TASK TO COMPLETE: Every line of the material below should be repeated exactly.

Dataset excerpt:
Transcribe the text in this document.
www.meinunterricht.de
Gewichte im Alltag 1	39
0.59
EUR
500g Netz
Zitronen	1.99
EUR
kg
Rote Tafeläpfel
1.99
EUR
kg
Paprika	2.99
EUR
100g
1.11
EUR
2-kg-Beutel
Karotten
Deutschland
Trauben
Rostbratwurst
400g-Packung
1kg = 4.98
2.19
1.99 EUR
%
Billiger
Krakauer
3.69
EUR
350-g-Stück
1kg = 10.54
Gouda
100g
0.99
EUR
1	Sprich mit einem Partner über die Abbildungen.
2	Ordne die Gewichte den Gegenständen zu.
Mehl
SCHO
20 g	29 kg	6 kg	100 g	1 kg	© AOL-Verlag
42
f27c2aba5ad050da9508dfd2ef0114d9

RESPONSE FOR THIS EXERCISE:
Transcribe the text in this document.
www.meinunterricht.de
Gewichte im Alltag 1	39
0.59
EUR
500g Netz
Zitronen	1.99
EUR
kg
Rote Tafeläpfel
1.99
EUR
kg
Paprika	2.99
EUR
100g
1.11
EUR
2-kg-Beutel
Karotten
Deutschland
Trauben
Rostbratwurst
400g-Packung
1kg = 4.98
2.19
1.99 EUR
%
Billiger
Krakauer
3.69
EUR
350-g-Stück
1kg = 10.54
Gouda
100g
0.99
EUR
1	Sprich mit einem Partner über die Abbildungen.
2	Ordne die Gewichte den Gegenständen zu.
Mehl
SCHO
20 g	29 kg	6 kg	100 g	1 kg	© AOL-Verlag
42
f27c2aba5ad050da9508dfd2ef0114d9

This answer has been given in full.